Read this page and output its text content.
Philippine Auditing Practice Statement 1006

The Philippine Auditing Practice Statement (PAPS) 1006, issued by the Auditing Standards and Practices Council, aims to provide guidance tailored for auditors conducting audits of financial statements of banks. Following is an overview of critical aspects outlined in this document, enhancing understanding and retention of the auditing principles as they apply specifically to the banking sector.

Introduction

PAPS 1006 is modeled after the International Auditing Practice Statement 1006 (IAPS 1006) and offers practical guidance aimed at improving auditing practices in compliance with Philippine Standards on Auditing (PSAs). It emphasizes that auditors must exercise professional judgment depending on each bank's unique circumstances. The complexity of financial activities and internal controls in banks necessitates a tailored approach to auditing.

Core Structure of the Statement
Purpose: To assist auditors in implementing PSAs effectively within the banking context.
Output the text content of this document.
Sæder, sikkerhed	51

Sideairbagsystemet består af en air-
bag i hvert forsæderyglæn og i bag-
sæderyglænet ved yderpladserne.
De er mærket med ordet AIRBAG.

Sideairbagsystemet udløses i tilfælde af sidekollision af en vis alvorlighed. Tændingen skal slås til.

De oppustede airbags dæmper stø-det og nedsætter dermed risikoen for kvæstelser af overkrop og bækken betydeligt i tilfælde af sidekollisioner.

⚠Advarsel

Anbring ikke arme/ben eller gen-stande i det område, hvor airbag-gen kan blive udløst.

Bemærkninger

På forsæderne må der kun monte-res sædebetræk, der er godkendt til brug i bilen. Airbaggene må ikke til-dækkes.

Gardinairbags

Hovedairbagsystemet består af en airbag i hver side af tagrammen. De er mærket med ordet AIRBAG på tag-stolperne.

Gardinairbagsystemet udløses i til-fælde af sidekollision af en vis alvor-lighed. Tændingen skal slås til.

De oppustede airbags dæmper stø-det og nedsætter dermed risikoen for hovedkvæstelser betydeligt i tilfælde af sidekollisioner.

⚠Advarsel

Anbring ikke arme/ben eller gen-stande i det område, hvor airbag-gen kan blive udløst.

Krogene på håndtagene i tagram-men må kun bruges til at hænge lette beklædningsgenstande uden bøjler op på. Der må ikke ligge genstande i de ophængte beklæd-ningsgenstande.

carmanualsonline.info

**Task prompt:**
Return every line holding the word "risikoen" from the records.

**Response to the exercise:**
De oppustede airbags dæmper stø-det og nedsætter dermed risikoen for kvæstelser af overkrop og bækken betydeligt i tilfælde af sidekollisioner.
De oppustede airbags dæmper stø-det og nedsætter dermed risikoen for hovedkvæstelser betydeligt i tilfælde af sidekollisioner.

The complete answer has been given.